__Assignment__
Tally the lines of these entries that include "panel"; respond with only that tally.

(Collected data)
<<<<
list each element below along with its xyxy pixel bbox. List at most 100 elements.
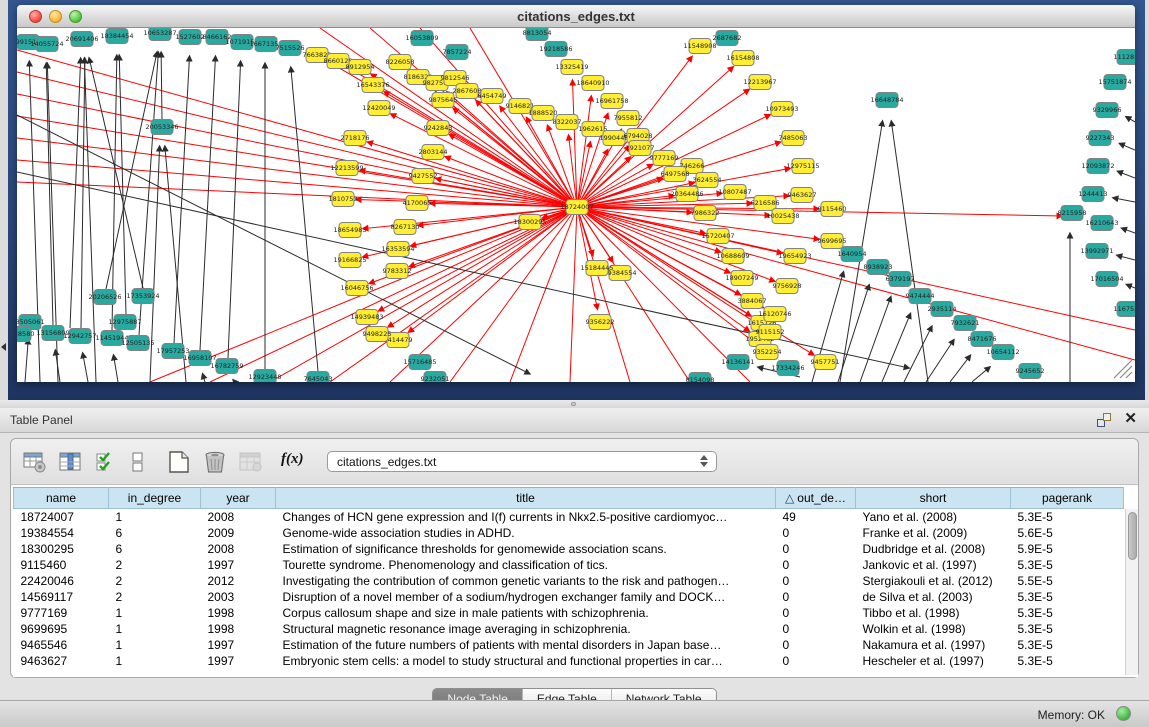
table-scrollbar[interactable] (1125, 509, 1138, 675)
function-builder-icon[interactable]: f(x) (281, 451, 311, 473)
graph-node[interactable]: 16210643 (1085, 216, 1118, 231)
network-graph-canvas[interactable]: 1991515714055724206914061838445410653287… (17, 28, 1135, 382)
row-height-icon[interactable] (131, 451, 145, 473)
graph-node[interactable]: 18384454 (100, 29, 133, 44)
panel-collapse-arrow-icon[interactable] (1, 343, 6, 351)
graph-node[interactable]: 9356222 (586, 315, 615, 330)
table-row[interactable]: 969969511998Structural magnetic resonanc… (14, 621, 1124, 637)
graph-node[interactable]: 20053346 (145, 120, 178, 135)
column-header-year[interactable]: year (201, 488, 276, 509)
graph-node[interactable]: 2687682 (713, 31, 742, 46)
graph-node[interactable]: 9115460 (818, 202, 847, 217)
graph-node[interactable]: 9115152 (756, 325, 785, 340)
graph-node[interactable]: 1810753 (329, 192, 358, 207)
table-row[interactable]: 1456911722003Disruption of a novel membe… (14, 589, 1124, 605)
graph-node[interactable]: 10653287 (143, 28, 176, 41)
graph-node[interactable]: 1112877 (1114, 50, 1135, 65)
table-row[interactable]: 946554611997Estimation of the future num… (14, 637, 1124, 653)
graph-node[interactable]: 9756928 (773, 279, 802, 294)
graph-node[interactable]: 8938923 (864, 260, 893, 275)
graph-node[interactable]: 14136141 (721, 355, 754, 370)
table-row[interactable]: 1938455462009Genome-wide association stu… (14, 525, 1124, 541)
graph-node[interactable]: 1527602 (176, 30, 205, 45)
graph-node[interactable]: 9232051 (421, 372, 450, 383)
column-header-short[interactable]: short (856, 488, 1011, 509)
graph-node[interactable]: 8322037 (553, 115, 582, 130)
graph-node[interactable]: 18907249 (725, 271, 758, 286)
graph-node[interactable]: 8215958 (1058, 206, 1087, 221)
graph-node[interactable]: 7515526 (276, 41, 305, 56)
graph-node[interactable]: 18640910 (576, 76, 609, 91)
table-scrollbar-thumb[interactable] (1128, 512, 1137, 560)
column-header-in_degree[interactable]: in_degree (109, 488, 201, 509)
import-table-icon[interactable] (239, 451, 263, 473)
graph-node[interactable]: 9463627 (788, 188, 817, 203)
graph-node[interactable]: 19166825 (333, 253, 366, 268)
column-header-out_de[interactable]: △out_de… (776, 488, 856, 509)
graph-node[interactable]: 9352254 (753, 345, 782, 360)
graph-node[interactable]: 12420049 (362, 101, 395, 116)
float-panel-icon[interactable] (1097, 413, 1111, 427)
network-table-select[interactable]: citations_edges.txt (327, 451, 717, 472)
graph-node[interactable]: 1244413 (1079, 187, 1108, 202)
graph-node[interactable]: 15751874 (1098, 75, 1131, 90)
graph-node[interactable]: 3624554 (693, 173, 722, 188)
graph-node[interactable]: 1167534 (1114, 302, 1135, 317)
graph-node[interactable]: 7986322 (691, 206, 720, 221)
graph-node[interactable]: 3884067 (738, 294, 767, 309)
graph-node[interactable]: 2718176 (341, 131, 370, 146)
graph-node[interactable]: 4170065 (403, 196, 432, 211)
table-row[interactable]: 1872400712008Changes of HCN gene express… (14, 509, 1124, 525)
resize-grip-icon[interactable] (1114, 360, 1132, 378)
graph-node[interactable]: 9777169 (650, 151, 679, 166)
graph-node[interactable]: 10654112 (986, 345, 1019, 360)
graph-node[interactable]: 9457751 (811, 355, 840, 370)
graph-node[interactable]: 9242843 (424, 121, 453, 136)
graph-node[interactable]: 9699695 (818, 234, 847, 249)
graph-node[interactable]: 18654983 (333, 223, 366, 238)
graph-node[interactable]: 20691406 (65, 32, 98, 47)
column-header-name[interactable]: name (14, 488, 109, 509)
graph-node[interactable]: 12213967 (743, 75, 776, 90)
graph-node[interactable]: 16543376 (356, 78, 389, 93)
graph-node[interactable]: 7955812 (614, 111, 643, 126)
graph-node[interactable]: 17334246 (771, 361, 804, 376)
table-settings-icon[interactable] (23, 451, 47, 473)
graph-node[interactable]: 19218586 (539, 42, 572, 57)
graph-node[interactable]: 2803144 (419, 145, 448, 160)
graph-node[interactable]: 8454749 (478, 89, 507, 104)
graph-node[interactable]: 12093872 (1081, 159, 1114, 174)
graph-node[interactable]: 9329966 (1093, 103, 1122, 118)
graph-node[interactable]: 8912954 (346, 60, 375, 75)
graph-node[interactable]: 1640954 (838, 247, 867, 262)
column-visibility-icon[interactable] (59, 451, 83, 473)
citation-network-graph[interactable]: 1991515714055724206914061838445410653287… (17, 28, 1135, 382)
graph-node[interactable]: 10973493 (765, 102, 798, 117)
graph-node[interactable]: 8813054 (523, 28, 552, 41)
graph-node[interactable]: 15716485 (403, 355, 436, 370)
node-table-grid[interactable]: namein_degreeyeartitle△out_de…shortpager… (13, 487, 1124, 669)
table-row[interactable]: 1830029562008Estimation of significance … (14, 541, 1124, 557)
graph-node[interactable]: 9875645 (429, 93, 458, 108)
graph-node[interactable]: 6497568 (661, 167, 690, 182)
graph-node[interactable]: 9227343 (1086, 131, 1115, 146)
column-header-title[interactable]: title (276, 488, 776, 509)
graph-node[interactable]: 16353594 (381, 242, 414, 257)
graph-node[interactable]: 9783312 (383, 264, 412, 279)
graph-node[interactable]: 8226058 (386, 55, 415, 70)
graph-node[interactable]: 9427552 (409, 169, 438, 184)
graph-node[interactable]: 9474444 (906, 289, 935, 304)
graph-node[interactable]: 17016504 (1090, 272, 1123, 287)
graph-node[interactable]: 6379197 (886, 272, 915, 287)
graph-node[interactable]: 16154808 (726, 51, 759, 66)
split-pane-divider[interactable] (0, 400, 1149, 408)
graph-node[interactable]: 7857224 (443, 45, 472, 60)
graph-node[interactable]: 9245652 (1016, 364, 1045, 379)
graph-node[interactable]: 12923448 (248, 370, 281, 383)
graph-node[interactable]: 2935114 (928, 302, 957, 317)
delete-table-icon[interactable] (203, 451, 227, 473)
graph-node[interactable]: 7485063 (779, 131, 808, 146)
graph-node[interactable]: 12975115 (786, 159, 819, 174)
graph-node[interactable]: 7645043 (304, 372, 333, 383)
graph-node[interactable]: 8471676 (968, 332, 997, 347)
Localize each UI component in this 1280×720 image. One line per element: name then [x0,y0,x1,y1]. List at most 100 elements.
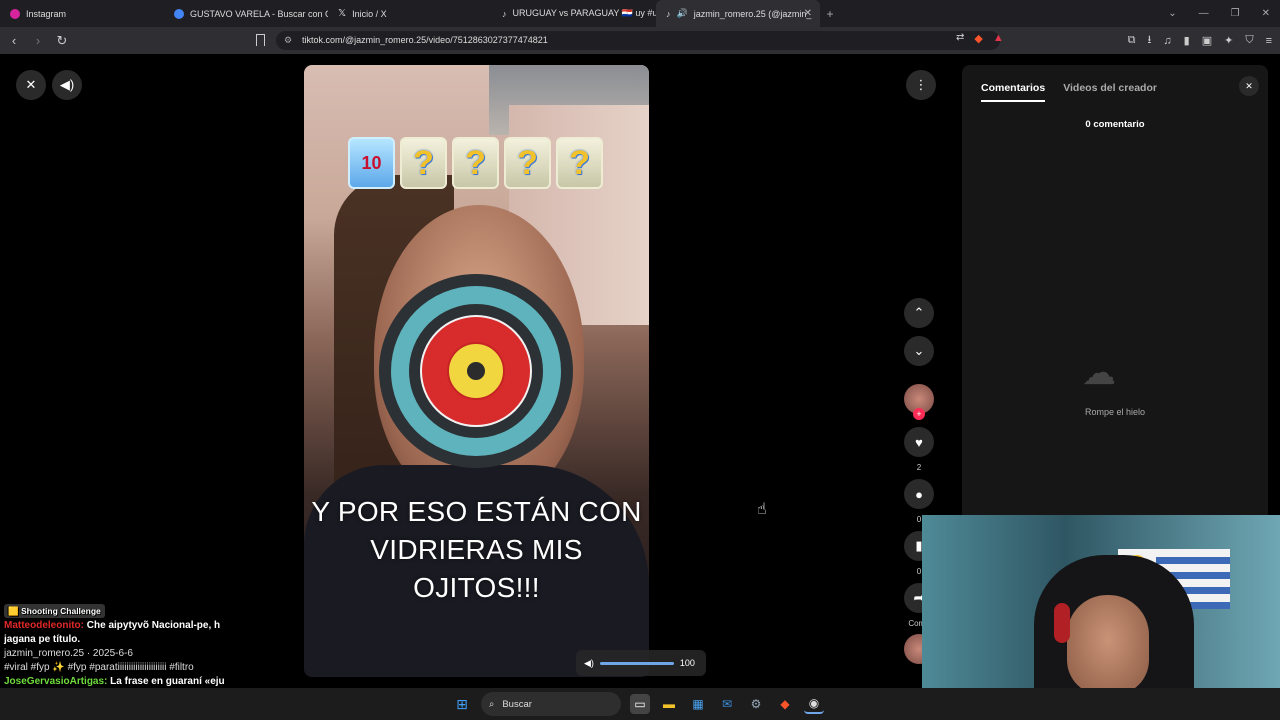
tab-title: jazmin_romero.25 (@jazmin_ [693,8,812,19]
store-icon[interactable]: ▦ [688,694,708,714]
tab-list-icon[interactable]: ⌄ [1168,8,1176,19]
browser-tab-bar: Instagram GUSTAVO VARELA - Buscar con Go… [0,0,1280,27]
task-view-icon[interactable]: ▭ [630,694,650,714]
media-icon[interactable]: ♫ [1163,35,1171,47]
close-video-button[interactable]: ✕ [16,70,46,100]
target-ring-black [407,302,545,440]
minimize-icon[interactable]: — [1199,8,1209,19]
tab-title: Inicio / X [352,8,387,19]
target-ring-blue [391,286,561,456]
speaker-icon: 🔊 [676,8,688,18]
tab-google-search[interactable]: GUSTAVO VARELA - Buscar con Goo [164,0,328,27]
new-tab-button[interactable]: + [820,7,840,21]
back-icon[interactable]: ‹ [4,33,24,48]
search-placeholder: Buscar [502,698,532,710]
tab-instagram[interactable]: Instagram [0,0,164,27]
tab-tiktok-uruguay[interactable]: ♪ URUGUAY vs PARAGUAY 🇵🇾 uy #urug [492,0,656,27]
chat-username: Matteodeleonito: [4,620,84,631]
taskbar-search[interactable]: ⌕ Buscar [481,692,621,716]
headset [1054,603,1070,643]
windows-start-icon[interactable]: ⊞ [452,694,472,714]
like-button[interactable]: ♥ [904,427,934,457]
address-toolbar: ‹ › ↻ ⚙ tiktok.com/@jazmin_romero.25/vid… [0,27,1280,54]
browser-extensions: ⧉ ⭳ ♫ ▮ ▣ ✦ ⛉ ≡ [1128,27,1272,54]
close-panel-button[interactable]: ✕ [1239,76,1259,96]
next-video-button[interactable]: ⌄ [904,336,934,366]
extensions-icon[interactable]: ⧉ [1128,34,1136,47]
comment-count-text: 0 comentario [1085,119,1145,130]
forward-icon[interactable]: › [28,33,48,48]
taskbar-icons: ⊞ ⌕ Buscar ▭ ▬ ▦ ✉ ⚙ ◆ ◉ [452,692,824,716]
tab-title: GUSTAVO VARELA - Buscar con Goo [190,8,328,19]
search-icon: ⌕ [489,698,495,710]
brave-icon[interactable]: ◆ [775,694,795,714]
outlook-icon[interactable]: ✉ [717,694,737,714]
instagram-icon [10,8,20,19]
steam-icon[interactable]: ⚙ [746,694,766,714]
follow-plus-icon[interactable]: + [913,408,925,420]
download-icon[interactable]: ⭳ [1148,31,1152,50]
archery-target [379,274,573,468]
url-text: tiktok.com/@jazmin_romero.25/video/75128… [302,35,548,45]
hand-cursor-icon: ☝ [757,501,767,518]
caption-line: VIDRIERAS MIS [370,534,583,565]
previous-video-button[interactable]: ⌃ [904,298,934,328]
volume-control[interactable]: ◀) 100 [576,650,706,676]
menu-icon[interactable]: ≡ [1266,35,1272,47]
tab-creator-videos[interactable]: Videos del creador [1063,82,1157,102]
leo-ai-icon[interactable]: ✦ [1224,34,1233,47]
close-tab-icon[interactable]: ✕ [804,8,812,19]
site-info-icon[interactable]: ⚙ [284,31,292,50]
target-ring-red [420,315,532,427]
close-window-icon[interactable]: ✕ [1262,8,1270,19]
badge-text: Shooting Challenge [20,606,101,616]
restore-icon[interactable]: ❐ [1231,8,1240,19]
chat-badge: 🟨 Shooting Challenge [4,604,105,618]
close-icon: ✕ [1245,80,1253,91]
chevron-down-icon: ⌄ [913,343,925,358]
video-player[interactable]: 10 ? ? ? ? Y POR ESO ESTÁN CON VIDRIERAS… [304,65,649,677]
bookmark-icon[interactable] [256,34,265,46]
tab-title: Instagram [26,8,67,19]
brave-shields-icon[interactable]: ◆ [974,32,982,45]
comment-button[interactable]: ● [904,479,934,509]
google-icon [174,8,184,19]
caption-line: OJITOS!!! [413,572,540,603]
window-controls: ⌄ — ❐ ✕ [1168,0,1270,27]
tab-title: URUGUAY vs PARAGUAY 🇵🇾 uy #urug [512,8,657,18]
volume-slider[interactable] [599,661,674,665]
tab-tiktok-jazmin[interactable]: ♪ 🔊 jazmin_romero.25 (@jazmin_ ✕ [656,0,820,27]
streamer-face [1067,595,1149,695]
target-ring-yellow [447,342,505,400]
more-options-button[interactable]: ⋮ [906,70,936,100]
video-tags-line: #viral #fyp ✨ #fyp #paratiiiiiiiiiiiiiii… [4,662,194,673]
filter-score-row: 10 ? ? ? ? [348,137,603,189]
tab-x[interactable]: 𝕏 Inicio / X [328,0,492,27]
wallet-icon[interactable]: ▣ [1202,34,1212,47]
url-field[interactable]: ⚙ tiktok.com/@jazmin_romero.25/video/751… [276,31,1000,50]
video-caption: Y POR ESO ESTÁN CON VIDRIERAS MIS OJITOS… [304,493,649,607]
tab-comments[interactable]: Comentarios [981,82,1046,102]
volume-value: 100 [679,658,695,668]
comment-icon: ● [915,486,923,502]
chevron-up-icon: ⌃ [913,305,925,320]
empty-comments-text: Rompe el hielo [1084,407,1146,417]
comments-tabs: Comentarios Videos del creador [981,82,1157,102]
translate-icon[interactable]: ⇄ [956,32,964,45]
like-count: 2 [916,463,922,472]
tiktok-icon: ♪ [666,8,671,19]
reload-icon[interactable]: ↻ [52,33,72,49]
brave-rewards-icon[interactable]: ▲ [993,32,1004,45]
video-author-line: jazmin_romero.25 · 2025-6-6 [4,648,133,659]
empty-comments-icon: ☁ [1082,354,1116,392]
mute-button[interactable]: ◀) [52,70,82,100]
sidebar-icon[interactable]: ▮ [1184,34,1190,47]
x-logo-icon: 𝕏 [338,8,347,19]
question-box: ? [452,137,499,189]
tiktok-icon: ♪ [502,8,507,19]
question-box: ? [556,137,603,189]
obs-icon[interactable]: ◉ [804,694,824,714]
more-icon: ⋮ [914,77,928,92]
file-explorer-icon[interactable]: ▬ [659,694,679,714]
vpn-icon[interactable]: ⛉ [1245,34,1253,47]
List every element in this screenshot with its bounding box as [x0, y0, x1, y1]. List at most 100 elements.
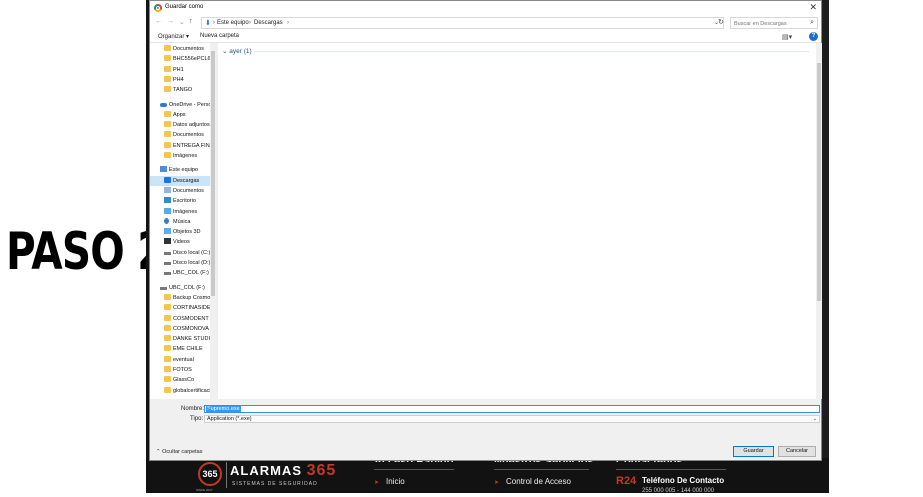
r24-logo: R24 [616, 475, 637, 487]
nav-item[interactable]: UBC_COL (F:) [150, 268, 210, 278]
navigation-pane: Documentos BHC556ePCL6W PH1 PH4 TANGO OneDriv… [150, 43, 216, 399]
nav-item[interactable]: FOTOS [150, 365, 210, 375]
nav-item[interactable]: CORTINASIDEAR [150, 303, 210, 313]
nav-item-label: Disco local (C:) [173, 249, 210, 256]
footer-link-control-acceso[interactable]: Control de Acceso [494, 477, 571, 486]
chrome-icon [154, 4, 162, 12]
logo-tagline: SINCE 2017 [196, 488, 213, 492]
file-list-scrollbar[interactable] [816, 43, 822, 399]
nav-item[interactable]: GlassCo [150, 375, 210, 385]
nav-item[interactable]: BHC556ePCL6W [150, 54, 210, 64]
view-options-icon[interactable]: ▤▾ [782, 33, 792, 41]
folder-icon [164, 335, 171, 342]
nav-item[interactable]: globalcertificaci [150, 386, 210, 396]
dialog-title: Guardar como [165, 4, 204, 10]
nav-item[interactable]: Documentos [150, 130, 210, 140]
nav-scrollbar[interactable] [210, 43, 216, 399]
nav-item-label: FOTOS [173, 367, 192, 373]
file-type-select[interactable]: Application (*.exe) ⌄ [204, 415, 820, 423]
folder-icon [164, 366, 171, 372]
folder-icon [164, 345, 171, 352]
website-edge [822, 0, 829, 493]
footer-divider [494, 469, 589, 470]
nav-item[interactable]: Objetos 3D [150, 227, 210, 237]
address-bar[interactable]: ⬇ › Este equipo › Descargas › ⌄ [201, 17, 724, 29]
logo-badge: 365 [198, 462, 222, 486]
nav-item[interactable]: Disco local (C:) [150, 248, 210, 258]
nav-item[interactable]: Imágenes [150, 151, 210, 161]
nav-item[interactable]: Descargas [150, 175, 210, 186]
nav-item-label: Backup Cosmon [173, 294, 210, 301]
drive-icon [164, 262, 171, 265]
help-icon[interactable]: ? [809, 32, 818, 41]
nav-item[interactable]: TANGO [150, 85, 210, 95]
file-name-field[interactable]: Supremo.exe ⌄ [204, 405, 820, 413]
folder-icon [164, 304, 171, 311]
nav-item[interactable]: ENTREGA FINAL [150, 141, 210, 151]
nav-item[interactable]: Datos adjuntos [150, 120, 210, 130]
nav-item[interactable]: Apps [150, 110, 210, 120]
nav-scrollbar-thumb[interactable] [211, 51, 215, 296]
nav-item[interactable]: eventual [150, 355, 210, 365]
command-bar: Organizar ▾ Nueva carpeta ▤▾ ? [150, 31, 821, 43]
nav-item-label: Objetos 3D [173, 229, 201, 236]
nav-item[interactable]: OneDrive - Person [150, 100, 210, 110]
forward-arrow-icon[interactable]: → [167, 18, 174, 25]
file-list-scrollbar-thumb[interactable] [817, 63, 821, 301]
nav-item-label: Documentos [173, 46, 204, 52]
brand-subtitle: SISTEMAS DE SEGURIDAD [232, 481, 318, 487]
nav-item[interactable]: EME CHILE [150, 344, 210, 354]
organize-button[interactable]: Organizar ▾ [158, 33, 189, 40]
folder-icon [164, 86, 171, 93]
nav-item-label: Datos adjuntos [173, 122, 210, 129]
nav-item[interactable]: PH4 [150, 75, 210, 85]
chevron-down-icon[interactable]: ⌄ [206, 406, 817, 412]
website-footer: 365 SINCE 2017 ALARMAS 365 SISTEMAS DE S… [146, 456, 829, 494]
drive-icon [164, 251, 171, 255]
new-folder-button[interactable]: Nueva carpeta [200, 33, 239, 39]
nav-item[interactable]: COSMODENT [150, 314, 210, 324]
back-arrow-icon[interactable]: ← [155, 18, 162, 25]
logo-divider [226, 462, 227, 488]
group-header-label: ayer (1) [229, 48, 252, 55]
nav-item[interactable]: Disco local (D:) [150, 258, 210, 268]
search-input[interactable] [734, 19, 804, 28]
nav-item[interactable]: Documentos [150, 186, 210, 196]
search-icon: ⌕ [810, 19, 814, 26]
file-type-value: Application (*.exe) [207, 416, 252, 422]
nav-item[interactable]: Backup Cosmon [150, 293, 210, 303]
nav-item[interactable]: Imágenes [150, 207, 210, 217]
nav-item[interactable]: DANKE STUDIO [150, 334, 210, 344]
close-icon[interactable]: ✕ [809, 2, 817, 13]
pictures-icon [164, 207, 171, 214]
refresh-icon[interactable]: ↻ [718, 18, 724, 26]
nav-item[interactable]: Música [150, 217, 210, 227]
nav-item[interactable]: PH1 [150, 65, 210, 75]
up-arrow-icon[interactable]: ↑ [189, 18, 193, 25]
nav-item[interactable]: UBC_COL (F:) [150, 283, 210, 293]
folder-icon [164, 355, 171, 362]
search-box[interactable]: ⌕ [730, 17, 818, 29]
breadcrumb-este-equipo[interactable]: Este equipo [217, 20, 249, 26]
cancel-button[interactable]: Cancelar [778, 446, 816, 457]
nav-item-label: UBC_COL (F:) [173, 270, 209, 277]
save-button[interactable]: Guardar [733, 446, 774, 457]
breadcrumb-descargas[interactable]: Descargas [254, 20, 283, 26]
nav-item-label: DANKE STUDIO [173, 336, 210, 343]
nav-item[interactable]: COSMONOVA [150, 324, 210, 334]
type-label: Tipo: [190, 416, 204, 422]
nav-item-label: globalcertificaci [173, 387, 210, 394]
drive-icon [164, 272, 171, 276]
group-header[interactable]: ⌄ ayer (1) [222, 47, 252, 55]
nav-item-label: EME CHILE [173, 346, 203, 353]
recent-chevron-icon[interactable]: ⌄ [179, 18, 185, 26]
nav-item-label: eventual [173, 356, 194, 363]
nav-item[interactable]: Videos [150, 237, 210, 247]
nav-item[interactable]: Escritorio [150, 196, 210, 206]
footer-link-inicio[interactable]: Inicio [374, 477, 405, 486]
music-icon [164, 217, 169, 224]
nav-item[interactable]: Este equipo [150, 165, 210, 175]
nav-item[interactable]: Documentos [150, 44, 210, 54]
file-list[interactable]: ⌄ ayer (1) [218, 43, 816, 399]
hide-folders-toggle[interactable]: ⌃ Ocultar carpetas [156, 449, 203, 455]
>>>>
__Result of the exercise__
3